— START —

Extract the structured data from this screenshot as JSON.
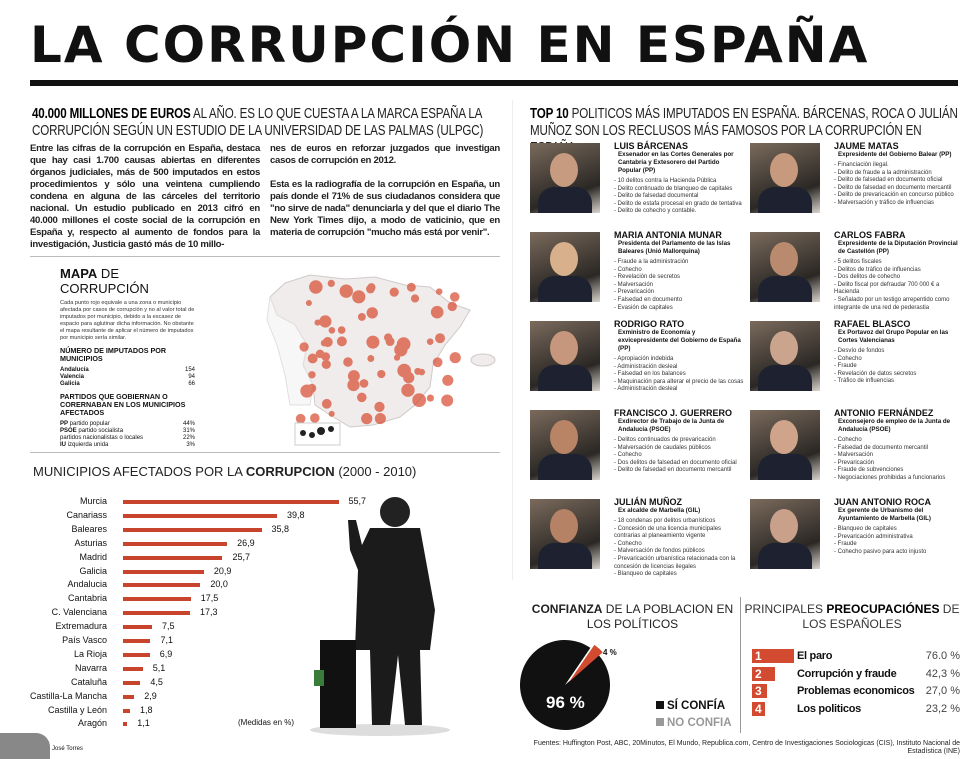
{
  "title": "LA CORRUPCIÓN EN ESPAÑA",
  "intro": {
    "head_bold": "40.000 MILLONES DE EUROS",
    "head_rest": " AL AÑO. ES LO QUE CUESTA A LA MARCA ESPAÑA LA CORRUPCIÓN SEGÚN UN ESTUDIO DE LA UNIVERSIDAD DE LAS PALMAS (ULPGC)",
    "col1": "Entre las cifras de la corrupción en España, destaca que hay casi 1.700 causas abiertas en diferentes órganos judiciales, más de 500 imputados en estos procedimientos y sólo una veintena cumpliendo condena en alguna de las cárceles del territorio nacional. Un estudio publicado en 2013 cifró en 40.000 millones el coste social de la corrupción en España y, respecto al aumento de fondos para la investigación, Justicia gastó más de 10 millo-",
    "col2a": "nes de euros en reforzar juzgados que investigan casos de corrupción en 2012.",
    "col2b": "Esta es la radiografía de la corrupción en España, un país donde el 71% de sus ciudadanos considera que \"no sirve de nada\" denunciarla y del que el diario The New York Times dijo, a modo de vaticinio, que en materia de corrupción \"mucho más está por venir\"."
  },
  "map": {
    "title_bold": "MAPA",
    "title_rest": " DE CORRUPCIÓN",
    "desc": "Cada punto rojo equivale a una zona o municipio afectada por casos de corrupción y no al valor total de imputados por municipio, debido a la escasez de espacio para aglutinar dicha información. No obstante el mapa resultante de aplicar el número de imputados por municipio sería similar.",
    "imputados_title": "NÚMERO DE IMPUTADOS POR MUNICIPIOS",
    "imputados": [
      {
        "name": "Andalucía",
        "value": "154"
      },
      {
        "name": "Valencia",
        "value": "94"
      },
      {
        "name": "Galicia",
        "value": "66"
      }
    ],
    "partidos_title": "PARTIDOS QUE GOBIERNAN O CORERNABAN EN LOS MUNICIPIOS AFECTADOS",
    "partidos": [
      {
        "bold": "PP",
        "name": " partido popular",
        "value": "44%"
      },
      {
        "bold": "PSOE",
        "name": " partido socialista",
        "value": "31%"
      },
      {
        "bold": "",
        "name": "partidos nacionalistas o locales",
        "value": "22%"
      },
      {
        "bold": "IU",
        "name": " izquierda unida",
        "value": "3%"
      }
    ]
  },
  "top10": {
    "head_bold": "TOP 10",
    "head_rest": " POLITICOS MÁS IMPUTADOS EN ESPAÑA. BÁRCENAS, ROCA O JULIÁN MUÑOZ SON LOS RECLUSOS MÁS FAMOSOS POR LA CORRUPCIÓN EN ESPAÑA",
    "politicians": [
      {
        "name": "LUIS BÁRCENAS",
        "role": "Exsenador en las Cortes Generales por Cantabria y Extesorero del Partido Popular (PP)",
        "charges": [
          "- 10 delitos contra la Hacienda Pública",
          "- Delito continuado de blanqueo de capitales",
          "- Delito de falsedad documental",
          "- Delito de estafa procesal en grado de tentativa",
          "- Delito de cohecho y contable."
        ]
      },
      {
        "name": "JAUME MATAS",
        "role": "Expresidente del Gobierno Balear (PP)",
        "charges": [
          "- Financiación ilegal.",
          "- Delito de fraude a la administración",
          "- Delito de falsedad en documento oficial",
          "- Delito de falsedad en documento mercantil",
          "- Delito de prevaricación en concurso público",
          "- Malversación y tráfico de influencias"
        ]
      },
      {
        "name": "MARIA ANTONIA MUNAR",
        "role": "Presidenta del Parlamento de las Islas Baleares (Unió Mallorquina)",
        "charges": [
          "- Fraude a la administración",
          "- Cohecho",
          "- Revelación de secretos",
          "- Malversación",
          "- Prevaricación",
          "- Falsedad en documento",
          "- Evasión de capitales"
        ]
      },
      {
        "name": "CARLOS FABRA",
        "role": "Expresidente de la Diputación Provincial de Castellón (PP)",
        "charges": [
          "- 5 delitos fiscales",
          "- Delitos de tráfico de influencias",
          "- Dos delitos de cohecho",
          "- Delito fiscal por defraudar 700 000 € a Hacienda",
          "- Señalado por un testigo arrepentido como integrante de una red de pederastia"
        ]
      },
      {
        "name": "RODRIGO RATO",
        "role": "Exministro de Economía y exvicepresidente del Gobierno de España (PP)",
        "charges": [
          "- Apropiación indebida",
          "- Administración desleal",
          "- Falsedad en los balances",
          "- Maquinación para alterar el precio de las cosas",
          "- Administración desleal"
        ]
      },
      {
        "name": "RAFAEL BLASCO",
        "role": "Ex Portavoz del Grupo Popular en las Cortes Valencianas",
        "charges": [
          "- Desvío de fondos",
          "- Cohecho",
          "- Fraude",
          "- Revelación de datos secretos",
          "- Tráfico de influencias"
        ]
      },
      {
        "name": "FRANCISCO J. GUERRERO",
        "role": "Exdirector de Trabajo de la Junta de Andalucía (PSOE)",
        "charges": [
          "- Delitos continuados de prevaricación",
          "- Malversación de caudales públicos",
          "- Cohecho",
          "- Dos delitos de falsedad en documento oficial",
          "- Delito de falsedad en documento mercantil"
        ]
      },
      {
        "name": "ANTONIO FERNÁNDEZ",
        "role": "Exconsejero de empleo de la Junta de Andalucía (PSOE)",
        "charges": [
          "- Cohecho",
          "- Falsedad de documento mercantil",
          "- Malversación",
          "- Prevaricación",
          "- Fraude de subvenciones",
          "- Negociaciones prohibidas a funcionarios"
        ]
      },
      {
        "name": "JULIÁN MUÑOZ",
        "role": "Ex alcalde de Marbella (GIL)",
        "charges": [
          "- 18 condenas por delitos urbanísticos",
          "- Concesión de una licencia municipales contrarias al planeamiento vigente",
          "- Cohecho",
          "- Malversación de fondos públicos",
          "- Prevaricación urbanística relacionada con la concesión de licencias ilegales",
          "- Blanqueo de capitales"
        ]
      },
      {
        "name": "JUAN ANTONIO ROCA",
        "role": "Ex gerente de Urbanismo del Ayuntamiento de Marbella (GIL)",
        "charges": [
          "- Blanqueo de capitales",
          "- Prevaricación administrativa",
          "- Fraude",
          "- Cohecho pasivo para acto injusto"
        ]
      }
    ]
  },
  "confianza": {
    "title_bold": "CONFIANZA",
    "title_rest": " DE LA POBLACION EN LOS POLÍTICOS",
    "legend": [
      {
        "label": "SÍ CONFÍA",
        "color": "#111111"
      },
      {
        "label": "NO CONFIA",
        "color": "#999999"
      }
    ],
    "big_label": "96 %",
    "small_label": "4 %"
  },
  "preocupaciones": {
    "title_pre": "PRINCIPALES ",
    "title_bold": "PREOCUPACIÓNES",
    "title_rest": " DE LOS ESPAÑOLES"
  },
  "footer": {
    "author": "José Torres",
    "sources": "Fuentes: Huffington Post, ABC, 20Minutos, El Mundo, Republica.com, Centro de Investigaciones Sociologicas (CIS), Instituto Nacional de Estadística (INE)"
  },
  "chart_data": [
    {
      "type": "bar",
      "title": "MUNICIPIOS AFECTADOS POR LA CORRUPCION (2000 - 2010)",
      "title_pre": "MUNICIPIOS AFECTADOS POR LA ",
      "title_bold": "CORRUPCION",
      "title_rest": " (2000 - 2010)",
      "unit_note": "(Medidas en %)",
      "color": "#c9442c",
      "categories": [
        "Murcia",
        "Canariass",
        "Baleares",
        "Asturias",
        "Madrid",
        "Galicia",
        "Andalucia",
        "Cantabria",
        "C. Valenciana",
        "Extremadura",
        "País Vasco",
        "La Rioja",
        "Navarra",
        "Cataluña",
        "Castilla-La Mancha",
        "Castilla y León",
        "Aragón"
      ],
      "values": [
        55.7,
        39.8,
        35.8,
        26.9,
        25.7,
        20.9,
        20.0,
        17.5,
        17.3,
        7.5,
        7.1,
        6.9,
        5.1,
        4.5,
        2.9,
        1.8,
        1.1
      ],
      "labels": [
        "55,7",
        "39,8",
        "35,8",
        "26,9",
        "25,7",
        "20,9",
        "20,0",
        "17,5",
        "17,3",
        "7,5",
        "7,1",
        "6,9",
        "5,1",
        "4,5",
        "2,9",
        "1,8",
        "1,1"
      ]
    },
    {
      "type": "pie",
      "title": "CONFIANZA DE LA POBLACION EN LOS POLÍTICOS",
      "slices": [
        {
          "label": "96 %",
          "value": 96,
          "color": "#111111"
        },
        {
          "label": "4 %",
          "value": 4,
          "color": "#d24a2f"
        }
      ]
    },
    {
      "type": "bar",
      "title": "PRINCIPALES PREOCUPACIÓNES DE LOS ESPAÑOLES",
      "color": "#d24a2f",
      "categories": [
        "El paro",
        "Corrupción y fraude",
        "Problemas economicos",
        "Los politicos"
      ],
      "ranks": [
        "1",
        "2",
        "3",
        "4"
      ],
      "values": [
        76.0,
        42.3,
        27.0,
        23.2
      ],
      "labels": [
        "76.0 %",
        "42,3 %",
        "27,0 %",
        "23,2 %"
      ]
    }
  ]
}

— END —

§ Work to complete:
Copy all lines from the listing that contain "secretos".

§ Task solution:
          "- Revelación de secretos",
          "- Revelación de datos secretos",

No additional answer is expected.